Exercise: Give the number of lines that contain the string "value", and nothing else.

*** Records to process

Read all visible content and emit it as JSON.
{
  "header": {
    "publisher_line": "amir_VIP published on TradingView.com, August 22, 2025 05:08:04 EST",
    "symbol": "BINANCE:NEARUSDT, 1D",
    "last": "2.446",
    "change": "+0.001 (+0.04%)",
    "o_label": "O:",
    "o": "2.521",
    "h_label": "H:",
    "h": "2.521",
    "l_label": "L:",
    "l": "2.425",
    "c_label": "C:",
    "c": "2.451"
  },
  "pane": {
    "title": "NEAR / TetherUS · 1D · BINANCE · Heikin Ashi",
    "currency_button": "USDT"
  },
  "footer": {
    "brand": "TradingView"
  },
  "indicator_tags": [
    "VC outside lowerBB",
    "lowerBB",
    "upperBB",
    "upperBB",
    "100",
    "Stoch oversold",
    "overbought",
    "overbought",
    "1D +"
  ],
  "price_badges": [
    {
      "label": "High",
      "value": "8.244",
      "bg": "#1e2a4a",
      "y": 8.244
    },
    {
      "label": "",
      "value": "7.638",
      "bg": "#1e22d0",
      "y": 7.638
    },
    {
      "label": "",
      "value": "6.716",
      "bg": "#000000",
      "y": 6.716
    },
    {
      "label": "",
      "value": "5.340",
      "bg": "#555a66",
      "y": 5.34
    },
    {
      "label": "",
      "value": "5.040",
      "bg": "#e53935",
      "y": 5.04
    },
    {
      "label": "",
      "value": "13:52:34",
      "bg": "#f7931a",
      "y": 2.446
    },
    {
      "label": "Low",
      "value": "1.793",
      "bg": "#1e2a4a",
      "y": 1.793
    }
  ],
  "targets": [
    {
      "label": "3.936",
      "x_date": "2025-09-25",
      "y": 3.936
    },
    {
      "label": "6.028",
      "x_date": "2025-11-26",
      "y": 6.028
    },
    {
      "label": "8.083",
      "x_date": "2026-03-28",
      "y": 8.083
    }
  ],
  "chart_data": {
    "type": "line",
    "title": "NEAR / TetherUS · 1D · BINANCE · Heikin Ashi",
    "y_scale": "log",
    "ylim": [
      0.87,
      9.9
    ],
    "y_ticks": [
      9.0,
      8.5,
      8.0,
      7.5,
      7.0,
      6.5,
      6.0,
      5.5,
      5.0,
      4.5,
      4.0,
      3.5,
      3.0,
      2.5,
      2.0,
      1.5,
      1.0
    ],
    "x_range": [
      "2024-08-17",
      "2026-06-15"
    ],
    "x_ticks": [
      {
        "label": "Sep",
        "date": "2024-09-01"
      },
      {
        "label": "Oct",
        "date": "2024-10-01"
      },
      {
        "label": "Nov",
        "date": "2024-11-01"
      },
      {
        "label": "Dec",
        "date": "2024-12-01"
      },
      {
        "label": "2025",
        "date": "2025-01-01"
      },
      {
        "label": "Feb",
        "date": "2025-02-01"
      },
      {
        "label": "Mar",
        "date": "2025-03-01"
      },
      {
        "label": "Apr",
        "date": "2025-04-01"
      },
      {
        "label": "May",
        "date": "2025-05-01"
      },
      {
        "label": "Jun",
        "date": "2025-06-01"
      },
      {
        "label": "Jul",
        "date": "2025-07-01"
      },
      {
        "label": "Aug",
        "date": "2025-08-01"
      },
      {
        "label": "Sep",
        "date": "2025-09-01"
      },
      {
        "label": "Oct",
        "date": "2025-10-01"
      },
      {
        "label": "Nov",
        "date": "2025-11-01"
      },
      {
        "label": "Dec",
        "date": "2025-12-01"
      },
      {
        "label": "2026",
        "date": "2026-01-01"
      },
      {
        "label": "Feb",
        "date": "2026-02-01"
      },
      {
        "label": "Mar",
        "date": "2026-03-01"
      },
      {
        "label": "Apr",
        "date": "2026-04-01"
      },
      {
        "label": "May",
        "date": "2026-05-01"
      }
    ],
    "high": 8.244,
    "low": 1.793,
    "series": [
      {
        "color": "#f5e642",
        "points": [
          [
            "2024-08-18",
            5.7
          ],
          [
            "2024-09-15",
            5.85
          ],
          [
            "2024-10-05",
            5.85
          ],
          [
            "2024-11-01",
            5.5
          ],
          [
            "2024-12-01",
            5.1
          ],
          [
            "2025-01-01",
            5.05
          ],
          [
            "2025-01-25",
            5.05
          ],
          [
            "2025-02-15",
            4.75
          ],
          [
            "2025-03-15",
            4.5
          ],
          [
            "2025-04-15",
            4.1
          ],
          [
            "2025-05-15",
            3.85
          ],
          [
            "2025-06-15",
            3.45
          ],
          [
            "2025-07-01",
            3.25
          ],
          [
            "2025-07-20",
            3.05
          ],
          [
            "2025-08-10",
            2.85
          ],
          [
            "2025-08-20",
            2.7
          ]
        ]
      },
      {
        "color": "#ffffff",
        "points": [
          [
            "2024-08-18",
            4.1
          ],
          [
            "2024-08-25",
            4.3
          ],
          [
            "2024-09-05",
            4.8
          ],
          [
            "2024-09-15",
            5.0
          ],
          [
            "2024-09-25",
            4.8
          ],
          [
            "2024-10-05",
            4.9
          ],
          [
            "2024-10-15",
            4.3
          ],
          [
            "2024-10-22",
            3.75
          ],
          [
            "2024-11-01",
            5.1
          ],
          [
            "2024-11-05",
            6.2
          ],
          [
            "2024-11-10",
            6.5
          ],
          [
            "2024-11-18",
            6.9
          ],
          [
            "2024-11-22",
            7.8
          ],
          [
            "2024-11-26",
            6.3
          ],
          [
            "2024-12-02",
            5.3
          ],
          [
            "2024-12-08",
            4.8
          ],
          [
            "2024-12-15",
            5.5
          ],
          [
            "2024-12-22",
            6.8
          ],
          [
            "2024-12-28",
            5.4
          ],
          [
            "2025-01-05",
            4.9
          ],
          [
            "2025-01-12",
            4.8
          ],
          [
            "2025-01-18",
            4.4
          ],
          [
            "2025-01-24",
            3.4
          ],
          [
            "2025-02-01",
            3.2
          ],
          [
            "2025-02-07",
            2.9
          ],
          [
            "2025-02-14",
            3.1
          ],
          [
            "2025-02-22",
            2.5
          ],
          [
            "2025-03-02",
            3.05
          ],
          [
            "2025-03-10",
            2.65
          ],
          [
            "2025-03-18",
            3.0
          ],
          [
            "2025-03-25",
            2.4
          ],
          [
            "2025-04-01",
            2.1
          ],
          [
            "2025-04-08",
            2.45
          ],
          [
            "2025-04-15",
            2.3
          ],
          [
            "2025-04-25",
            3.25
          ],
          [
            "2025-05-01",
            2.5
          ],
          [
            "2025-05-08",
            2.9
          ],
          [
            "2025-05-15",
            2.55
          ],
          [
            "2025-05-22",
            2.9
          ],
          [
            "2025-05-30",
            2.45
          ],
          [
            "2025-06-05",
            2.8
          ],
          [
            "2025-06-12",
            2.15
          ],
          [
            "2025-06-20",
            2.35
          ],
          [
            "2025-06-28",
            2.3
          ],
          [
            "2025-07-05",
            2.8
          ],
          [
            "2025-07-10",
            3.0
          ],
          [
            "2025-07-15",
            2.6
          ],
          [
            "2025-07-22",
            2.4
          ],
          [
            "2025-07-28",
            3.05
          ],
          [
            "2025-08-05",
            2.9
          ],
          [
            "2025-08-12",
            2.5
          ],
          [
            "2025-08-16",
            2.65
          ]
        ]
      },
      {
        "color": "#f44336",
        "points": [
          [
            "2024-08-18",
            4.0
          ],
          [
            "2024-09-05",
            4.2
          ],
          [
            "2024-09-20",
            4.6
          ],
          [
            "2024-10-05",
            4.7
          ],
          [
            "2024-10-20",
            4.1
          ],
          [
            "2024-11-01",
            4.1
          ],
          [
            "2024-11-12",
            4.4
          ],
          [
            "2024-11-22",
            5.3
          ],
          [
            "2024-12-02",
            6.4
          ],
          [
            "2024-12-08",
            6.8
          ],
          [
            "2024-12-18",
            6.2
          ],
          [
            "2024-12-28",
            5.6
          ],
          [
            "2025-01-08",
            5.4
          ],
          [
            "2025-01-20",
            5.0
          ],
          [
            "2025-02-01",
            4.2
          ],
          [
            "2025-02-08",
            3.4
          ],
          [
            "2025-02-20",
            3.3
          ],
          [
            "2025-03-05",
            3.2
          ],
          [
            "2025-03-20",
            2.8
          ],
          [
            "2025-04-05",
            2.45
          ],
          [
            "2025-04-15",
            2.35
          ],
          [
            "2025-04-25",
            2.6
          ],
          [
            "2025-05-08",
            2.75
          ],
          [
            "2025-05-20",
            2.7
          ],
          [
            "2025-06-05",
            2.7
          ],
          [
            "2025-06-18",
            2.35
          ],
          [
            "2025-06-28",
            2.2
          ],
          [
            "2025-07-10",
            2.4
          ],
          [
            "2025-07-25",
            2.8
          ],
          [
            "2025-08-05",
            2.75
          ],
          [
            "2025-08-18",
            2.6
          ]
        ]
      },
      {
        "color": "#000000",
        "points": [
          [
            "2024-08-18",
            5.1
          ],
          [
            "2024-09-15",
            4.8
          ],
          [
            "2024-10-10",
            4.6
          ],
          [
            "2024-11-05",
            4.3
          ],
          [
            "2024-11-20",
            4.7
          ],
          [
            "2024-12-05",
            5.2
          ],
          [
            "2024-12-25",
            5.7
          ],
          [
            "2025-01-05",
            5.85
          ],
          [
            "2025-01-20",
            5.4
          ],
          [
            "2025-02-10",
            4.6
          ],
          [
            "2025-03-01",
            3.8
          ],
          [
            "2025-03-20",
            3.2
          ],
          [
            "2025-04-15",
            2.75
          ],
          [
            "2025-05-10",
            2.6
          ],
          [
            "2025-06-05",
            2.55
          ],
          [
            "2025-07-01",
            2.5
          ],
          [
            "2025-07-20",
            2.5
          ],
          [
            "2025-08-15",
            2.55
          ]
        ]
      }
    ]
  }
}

******

Complete answer: 7